*** TASK INPUT
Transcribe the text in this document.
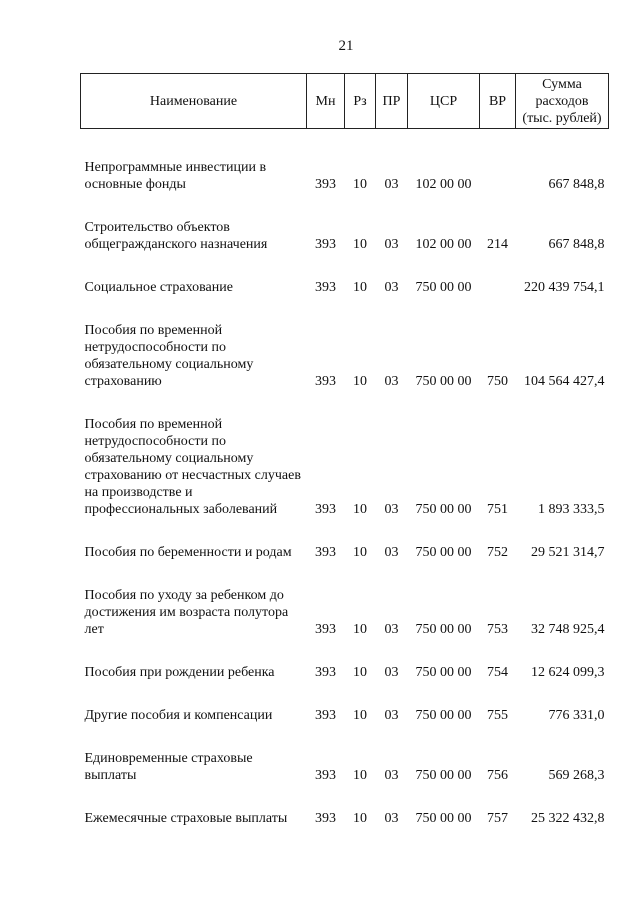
21
Наименование	Мн	Рз	ПР	ЦСР	ВР	Сумма
расходов
(тыс. рублей)

Непрограммные инвестиции в основные фонды	393	10	03	102 00 00		667 848,8

Строительство объектов общегражданского назначения	393	10	03	102 00 00	214	667 848,8

Социальное страхование	393	10	03	750 00 00		220 439 754,1

Пособия по временной нетрудоспособности по обязательному социальному страхованию	393	10	03	750 00 00	750	104 564 427,4

Пособия по временной нетрудоспособности по обязательному социальному страхованию от несчастных случаев на производстве и профессиональных заболеваний	393	10	03	750 00 00	751	1 893 333,5

Пособия по беременности и родам	393	10	03	750 00 00	752	29 521 314,7

Пособия по уходу за ребенком до достижения им возраста полутора лет	393	10	03	750 00 00	753	32 748 925,4

Пособия при рождении ребенка	393	10	03	750 00 00	754	12 624 099,3

Другие пособия и компенсации	393	10	03	750 00 00	755	776 331,0

Единовременные страховые выплаты	393	10	03	750 00 00	756	569 268,3

Ежемесячные страховые выплаты	393	10	03	750 00 00	757	25 322 432,8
******
WORK TO BE COMPLETED: Pick out the lines above containing the word "страхованию", then copy them.

WRITTEN REPLY:
Пособия по временной нетрудоспособности по обязательному социальному страхованию	393	10	03	750 00 00	750	104 564 427,4
Пособия по временной нетрудоспособности по обязательному социальному страхованию от несчастных случаев на производстве и профессиональных заболеваний	393	10	03	750 00 00	751	1 893 333,5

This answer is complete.